## AIM
Extract all records. Keep each one exact.

## TASK MATERIAL
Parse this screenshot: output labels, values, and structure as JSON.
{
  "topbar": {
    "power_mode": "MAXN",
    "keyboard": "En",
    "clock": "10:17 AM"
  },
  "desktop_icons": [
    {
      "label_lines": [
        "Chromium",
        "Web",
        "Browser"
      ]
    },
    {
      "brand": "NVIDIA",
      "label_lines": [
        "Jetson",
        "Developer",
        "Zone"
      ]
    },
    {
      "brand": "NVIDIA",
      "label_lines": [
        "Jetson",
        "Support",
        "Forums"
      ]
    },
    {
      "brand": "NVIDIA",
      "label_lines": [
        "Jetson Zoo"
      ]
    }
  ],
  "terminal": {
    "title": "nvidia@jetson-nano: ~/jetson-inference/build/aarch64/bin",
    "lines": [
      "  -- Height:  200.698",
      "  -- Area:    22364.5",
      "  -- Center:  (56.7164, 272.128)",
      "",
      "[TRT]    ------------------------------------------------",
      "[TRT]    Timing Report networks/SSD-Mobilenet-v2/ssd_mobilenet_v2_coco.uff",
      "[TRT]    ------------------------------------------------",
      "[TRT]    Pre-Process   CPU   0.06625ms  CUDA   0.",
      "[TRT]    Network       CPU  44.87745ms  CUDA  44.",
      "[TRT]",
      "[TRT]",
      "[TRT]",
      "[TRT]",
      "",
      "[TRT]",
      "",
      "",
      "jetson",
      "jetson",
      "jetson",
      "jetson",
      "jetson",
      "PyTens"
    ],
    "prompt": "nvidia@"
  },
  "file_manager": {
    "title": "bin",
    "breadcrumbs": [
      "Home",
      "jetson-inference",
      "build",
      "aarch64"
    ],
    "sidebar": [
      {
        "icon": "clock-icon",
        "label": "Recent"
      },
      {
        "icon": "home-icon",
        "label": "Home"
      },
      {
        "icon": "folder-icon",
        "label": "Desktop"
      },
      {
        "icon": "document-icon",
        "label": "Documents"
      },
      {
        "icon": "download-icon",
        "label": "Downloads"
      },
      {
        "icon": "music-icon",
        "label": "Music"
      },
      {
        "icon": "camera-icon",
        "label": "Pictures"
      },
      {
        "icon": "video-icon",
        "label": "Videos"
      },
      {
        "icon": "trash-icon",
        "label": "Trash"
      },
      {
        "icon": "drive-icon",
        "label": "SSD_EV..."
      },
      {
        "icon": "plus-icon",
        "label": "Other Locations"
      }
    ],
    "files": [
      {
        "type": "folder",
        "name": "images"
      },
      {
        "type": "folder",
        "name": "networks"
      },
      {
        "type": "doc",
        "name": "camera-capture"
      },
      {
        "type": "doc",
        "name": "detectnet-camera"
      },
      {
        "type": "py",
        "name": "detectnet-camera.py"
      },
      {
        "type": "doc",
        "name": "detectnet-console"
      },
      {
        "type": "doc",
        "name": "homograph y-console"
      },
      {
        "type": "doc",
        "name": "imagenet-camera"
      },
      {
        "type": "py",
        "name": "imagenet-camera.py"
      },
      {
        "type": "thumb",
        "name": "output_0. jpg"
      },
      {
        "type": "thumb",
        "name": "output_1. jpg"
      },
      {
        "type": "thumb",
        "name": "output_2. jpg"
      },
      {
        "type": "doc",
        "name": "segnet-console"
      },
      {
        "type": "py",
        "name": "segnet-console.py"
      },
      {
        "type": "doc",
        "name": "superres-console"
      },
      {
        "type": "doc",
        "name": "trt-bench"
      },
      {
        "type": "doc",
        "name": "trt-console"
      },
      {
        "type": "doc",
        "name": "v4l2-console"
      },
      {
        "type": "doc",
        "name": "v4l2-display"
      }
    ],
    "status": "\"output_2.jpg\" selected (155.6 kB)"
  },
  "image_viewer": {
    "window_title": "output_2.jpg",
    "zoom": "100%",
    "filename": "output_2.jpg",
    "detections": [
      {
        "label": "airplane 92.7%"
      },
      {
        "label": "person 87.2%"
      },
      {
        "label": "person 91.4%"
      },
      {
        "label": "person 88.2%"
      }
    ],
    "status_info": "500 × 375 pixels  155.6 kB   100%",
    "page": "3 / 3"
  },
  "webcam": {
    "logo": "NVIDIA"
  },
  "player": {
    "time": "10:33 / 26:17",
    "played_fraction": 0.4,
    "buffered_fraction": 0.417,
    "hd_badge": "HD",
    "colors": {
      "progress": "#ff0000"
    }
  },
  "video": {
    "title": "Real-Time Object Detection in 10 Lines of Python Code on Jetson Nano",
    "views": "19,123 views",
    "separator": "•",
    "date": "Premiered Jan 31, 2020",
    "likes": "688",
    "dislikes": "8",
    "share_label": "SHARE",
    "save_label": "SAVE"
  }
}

## RESPONSE FOR THIS EXERCISE
Parse this screenshot: output labels, values, and structure as JSON.
{
  "topbar": {
    "power_mode": "MAXN",
    "keyboard": "En",
    "clock": "10:17 AM"
  },
  "desktop_icons": [
    {
      "label_lines": [
        "Chromium",
        "Web",
        "Browser"
      ]
    },
    {
      "brand": "NVIDIA",
      "label_lines": [
        "Jetson",
        "Developer",
        "Zone"
      ]
    },
    {
      "brand": "NVIDIA",
      "label_lines": [
        "Jetson",
        "Support",
        "Forums"
      ]
    },
    {
      "brand": "NVIDIA",
      "label_lines": [
        "Jetson Zoo"
      ]
    }
  ],
  "terminal": {
    "title": "nvidia@jetson-nano: ~/jetson-inference/build/aarch64/bin",
    "lines": [
      "  -- Height:  200.698",
      "  -- Area:    22364.5",
      "  -- Center:  (56.7164, 272.128)",
      "",
      "[TRT]    ------------------------------------------------",
      "[TRT]    Timing Report networks/SSD-Mobilenet-v2/ssd_mobilenet_v2_coco.uff",
      "[TRT]    ------------------------------------------------",
      "[TRT]    Pre-Process   CPU   0.06625ms  CUDA   0.",
      "[TRT]    Network       CPU  44.87745ms  CUDA  44.",
      "[TRT]",
      "[TRT]",
      "[TRT]",
      "[TRT]",
      "",
      "[TRT]",
      "",
      "",
      "jetson",
      "jetson",
      "jetson",
      "jetson",
      "jetson",
      "PyTens"
    ],
    "prompt": "nvidia@"
  },
  "file_manager": {
    "title": "bin",
    "breadcrumbs": [
      "Home",
      "jetson-inference",
      "build",
      "aarch64"
    ],
    "sidebar": [
      {
        "icon": "clock-icon",
        "label": "Recent"
      },
      {
        "icon": "home-icon",
        "label": "Home"
      },
      {
        "icon": "folder-icon",
        "label": "Desktop"
      },
      {
        "icon": "document-icon",
        "label": "Documents"
      },
      {
        "icon": "download-icon",
        "label": "Downloads"
      },
      {
        "icon": "music-icon",
        "label": "Music"
      },
      {
        "icon": "camera-icon",
        "label": "Pictures"
      },
      {
        "icon": "video-icon",
        "label": "Videos"
      },
      {
        "icon": "trash-icon",
        "label": "Trash"
      },
      {
        "icon": "drive-icon",
        "label": "SSD_EV..."
      },
      {
        "icon": "plus-icon",
        "label": "Other Locations"
      }
    ],
    "files": [
      {
        "type": "folder",
        "name": "images"
      },
      {
        "type": "folder",
        "name": "networks"
      },
      {
        "type": "doc",
        "name": "camera-capture"
      },
      {
        "type": "doc",
        "name": "detectnet-camera"
      },
      {
        "type": "py",
        "name": "detectnet-camera.py"
      },
      {
        "type": "doc",
        "name": "detectnet-console"
      },
      {
        "type": "doc",
        "name": "homograph y-console"
      },
      {
        "type": "doc",
        "name": "imagenet-camera"
      },
      {
        "type": "py",
        "name": "imagenet-camera.py"
      },
      {
        "type": "thumb",
        "name": "output_0. jpg"
      },
      {
        "type": "thumb",
        "name": "output_1. jpg"
      },
      {
        "type": "thumb",
        "name": "output_2. jpg"
      },
      {
        "type": "doc",
        "name": "segnet-console"
      },
      {
        "type": "py",
        "name": "segnet-console.py"
      },
      {
        "type": "doc",
        "name": "superres-console"
      },
      {
        "type": "doc",
        "name": "trt-bench"
      },
      {
        "type": "doc",
        "name": "trt-console"
      },
      {
        "type": "doc",
        "name": "v4l2-console"
      },
      {
        "type": "doc",
        "name": "v4l2-display"
      }
    ],
    "status": "\"output_2.jpg\" selected (155.6 kB)"
  },
  "image_viewer": {
    "window_title": "output_2.jpg",
    "zoom": "100%",
    "filename": "output_2.jpg",
    "detections": [
      {
        "label": "airplane 92.7%"
      },
      {
        "label": "person 87.2%"
      },
      {
        "label": "person 91.4%"
      },
      {
        "label": "person 88.2%"
      }
    ],
    "status_info": "500 × 375 pixels  155.6 kB   100%",
    "page": "3 / 3"
  },
  "webcam": {
    "logo": "NVIDIA"
  },
  "player": {
    "time": "10:33 / 26:17",
    "played_fraction": 0.4,
    "buffered_fraction": 0.417,
    "hd_badge": "HD",
    "colors": {
      "progress": "#ff0000"
    }
  },
  "video": {
    "title": "Real-Time Object Detection in 10 Lines of Python Code on Jetson Nano",
    "views": "19,123 views",
    "separator": "•",
    "date": "Premiered Jan 31, 2020",
    "likes": "688",
    "dislikes": "8",
    "share_label": "SHARE",
    "save_label": "SAVE"
  }
}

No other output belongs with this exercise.